#### Recorded data
━━━━━━━━

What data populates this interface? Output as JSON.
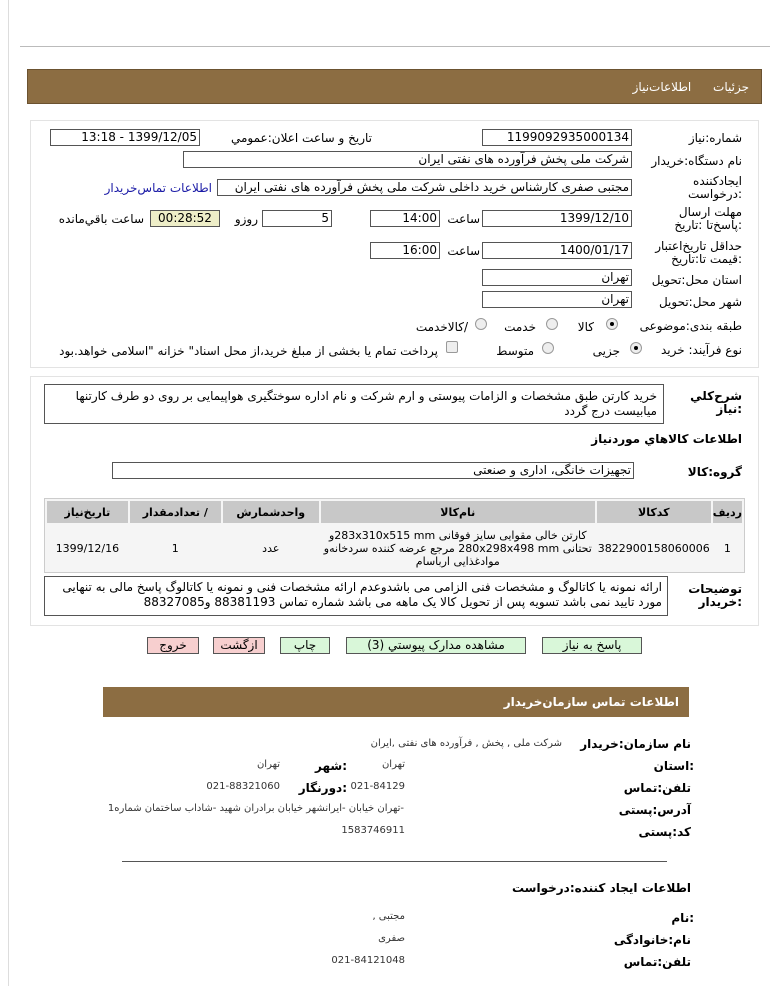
{
  "tabs": [
    "جزئیات",
    "اطلاعات‌نیاز"
  ],
  "form": {
    "need_no_label": "شماره:نیاز",
    "need_no": "1199092935000134",
    "announce_label": "تاریخ و ساعت اعلان:عمومي",
    "announce": "1399/12/05 - 13:18",
    "buyer_label": "نام دستگاه:خریدار",
    "buyer": "شرکت ملی پخش فرآورده های نفتی ایران",
    "creator_label": "ایجادکننده :درخواست",
    "creator": "مجتبی صفری کارشناس خرید داخلی شرکت ملی پخش فرآورده های نفتی ایران",
    "contact_link": "اطلاعات تماس‌خریدار",
    "deadline_label": "مهلت ارسال :پاسخ‌تا :تاریخ",
    "deadline_date": "1399/12/10",
    "time_label": "ساعت",
    "deadline_time": "14:00",
    "days": "5",
    "days_label": "روزو",
    "remaining": "00:28:52",
    "remaining_label": "ساعت باقي‌مانده",
    "validity_label": "حداقل تاریخ‌اعتبار :قیمت تا:تاریخ",
    "validity_date": "1400/01/17",
    "validity_time": "16:00",
    "province_label": "استان محل:تحویل",
    "province": "تهران",
    "city_label": "شهر محل:تحویل",
    "city": "تهران",
    "category_label": "طبقه بندی:موضوعی",
    "category_options": [
      "کالا",
      "خدمت",
      "/کالاخدمت"
    ],
    "category_selected": "کالا",
    "process_label": "نوع فرآیند: خرید",
    "process_options": [
      "جزیی",
      "متوسط"
    ],
    "process_selected": "جزیی",
    "payment_note": "پرداخت تمام یا بخشی از مبلغ خرید،از محل اسناد\" خزانه \"اسلامی خواهد.بود"
  },
  "summary_label": "شرح‌کلي :نیاز",
  "summary": "خرید  کارتن طبق مشخصات و الزامات پیوستی و ارم شرکت و نام اداره سوختگیری هواپیمایی بر روی دو طرف کارتنها میابیست درج گردد",
  "goods_title": "اطلاعات کالاهاي موردنیاز",
  "group_label": "گروه:کالا",
  "group": "تجهیزات خانگی، اداری و صنعتی",
  "table": {
    "headers": [
      "ردیف",
      "کدکالا",
      "نام‌کالا",
      "واحدشمارش",
      "/ تعدادمقدار",
      "تاریخ‌نیاز"
    ],
    "rows": [
      [
        "1",
        "3822900158060006",
        "کارتن خالی مقوایی سایز فوقانی 283x310x515 mmو تحتانی 280x298x498 mm مرجع عرضه کننده سردخانه‌و موادغذایی ارباسام",
        "عدد",
        "1",
        "1399/12/16"
      ]
    ]
  },
  "notes_label": "توضیحات :خریدار",
  "notes": "ارائه نمونه یا کاتالوگ و مشخصات فنی الزامی می باشدوعدم ارائه مشخصات فنی و نمونه یا  کاتالوگ پاسخ مالی به تنهایی مورد تایید نمی باشد تسویه پس از تحویل کالا یک ماهه می باشد شماره تماس 88381193 و88327085",
  "buttons": {
    "reply": "پاسخ به نیاز",
    "docs": "مشاهده مدارک پیوستي (3)",
    "print": "چاپ",
    "back": "ازگشت",
    "exit": "خروج"
  },
  "contact": {
    "title": "اطلاعات  تماس سازمان‌خریدار",
    "org_label": "نام سازمان:خریدار",
    "org": "شرکت ملی , پخش , فرآورده های نفتی ,ایران",
    "province_label": ":استان",
    "province": "تهران",
    "city_label": ":شهر",
    "city": "تهران",
    "phone_label": "تلفن:تماس",
    "phone": "021-84129",
    "fax_label": ":دورنگار",
    "fax": "021-88321060",
    "address_label": "آدرس:پستی",
    "address": "-تهران خیابان -ایرانشهر خیابان برادران شهید -شاداب ساختمان شماره1",
    "postal_label": "کد:پستی",
    "postal": "1583746911",
    "creator_title": "اطلاعات ایجاد کننده:درخواست",
    "name_label": ":نام",
    "name": "مجتبی ,",
    "family_label": "نام:خانوادگی",
    "family": "صفری",
    "cphone_label": "تلفن:تماس",
    "cphone": "021-84121048"
  },
  "colors": {
    "header": "#8c6d42",
    "green_button": "#d9f7d9",
    "red_button": "#f7cfcf",
    "timer": "#eeeec8"
  }
}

━━━━━━━━

Would you return the data exactly as written, without the pictures?

#### THE RESPONSE
What data populates this interface? Output as JSON.
{
  "tabs": [
    "جزئیات",
    "اطلاعات‌نیاز"
  ],
  "form": {
    "need_no_label": "شماره:نیاز",
    "need_no": "1199092935000134",
    "announce_label": "تاریخ و ساعت اعلان:عمومي",
    "announce": "1399/12/05 - 13:18",
    "buyer_label": "نام دستگاه:خریدار",
    "buyer": "شرکت ملی پخش فرآورده های نفتی ایران",
    "creator_label": "ایجادکننده :درخواست",
    "creator": "مجتبی صفری کارشناس خرید داخلی شرکت ملی پخش فرآورده های نفتی ایران",
    "contact_link": "اطلاعات تماس‌خریدار",
    "deadline_label": "مهلت ارسال :پاسخ‌تا :تاریخ",
    "deadline_date": "1399/12/10",
    "time_label": "ساعت",
    "deadline_time": "14:00",
    "days": "5",
    "days_label": "روزو",
    "remaining": "00:28:52",
    "remaining_label": "ساعت باقي‌مانده",
    "validity_label": "حداقل تاریخ‌اعتبار :قیمت تا:تاریخ",
    "validity_date": "1400/01/17",
    "validity_time": "16:00",
    "province_label": "استان محل:تحویل",
    "province": "تهران",
    "city_label": "شهر محل:تحویل",
    "city": "تهران",
    "category_label": "طبقه بندی:موضوعی",
    "category_options": [
      "کالا",
      "خدمت",
      "/کالاخدمت"
    ],
    "category_selected": "کالا",
    "process_label": "نوع فرآیند: خرید",
    "process_options": [
      "جزیی",
      "متوسط"
    ],
    "process_selected": "جزیی",
    "payment_note": "پرداخت تمام یا بخشی از مبلغ خرید،از محل اسناد\" خزانه \"اسلامی خواهد.بود"
  },
  "summary_label": "شرح‌کلي :نیاز",
  "summary": "خرید  کارتن طبق مشخصات و الزامات پیوستی و ارم شرکت و نام اداره سوختگیری هواپیمایی بر روی دو طرف کارتنها میابیست درج گردد",
  "goods_title": "اطلاعات کالاهاي موردنیاز",
  "group_label": "گروه:کالا",
  "group": "تجهیزات خانگی، اداری و صنعتی",
  "table": {
    "headers": [
      "ردیف",
      "کدکالا",
      "نام‌کالا",
      "واحدشمارش",
      "/ تعدادمقدار",
      "تاریخ‌نیاز"
    ],
    "rows": [
      [
        "1",
        "3822900158060006",
        "کارتن خالی مقوایی سایز فوقانی 283x310x515 mmو تحتانی 280x298x498 mm مرجع عرضه کننده سردخانه‌و موادغذایی ارباسام",
        "عدد",
        "1",
        "1399/12/16"
      ]
    ]
  },
  "notes_label": "توضیحات :خریدار",
  "notes": "ارائه نمونه یا کاتالوگ و مشخصات فنی الزامی می باشدوعدم ارائه مشخصات فنی و نمونه یا  کاتالوگ پاسخ مالی به تنهایی مورد تایید نمی باشد تسویه پس از تحویل کالا یک ماهه می باشد شماره تماس 88381193 و88327085",
  "buttons": {
    "reply": "پاسخ به نیاز",
    "docs": "مشاهده مدارک پیوستي (3)",
    "print": "چاپ",
    "back": "ازگشت",
    "exit": "خروج"
  },
  "contact": {
    "title": "اطلاعات  تماس سازمان‌خریدار",
    "org_label": "نام سازمان:خریدار",
    "org": "شرکت ملی , پخش , فرآورده های نفتی ,ایران",
    "province_label": ":استان",
    "province": "تهران",
    "city_label": ":شهر",
    "city": "تهران",
    "phone_label": "تلفن:تماس",
    "phone": "021-84129",
    "fax_label": ":دورنگار",
    "fax": "021-88321060",
    "address_label": "آدرس:پستی",
    "address": "-تهران خیابان -ایرانشهر خیابان برادران شهید -شاداب ساختمان شماره1",
    "postal_label": "کد:پستی",
    "postal": "1583746911",
    "creator_title": "اطلاعات ایجاد کننده:درخواست",
    "name_label": ":نام",
    "name": "مجتبی ,",
    "family_label": "نام:خانوادگی",
    "family": "صفری",
    "cphone_label": "تلفن:تماس",
    "cphone": "021-84121048"
  },
  "colors": {
    "header": "#8c6d42",
    "green_button": "#d9f7d9",
    "red_button": "#f7cfcf",
    "timer": "#eeeec8"
  }
}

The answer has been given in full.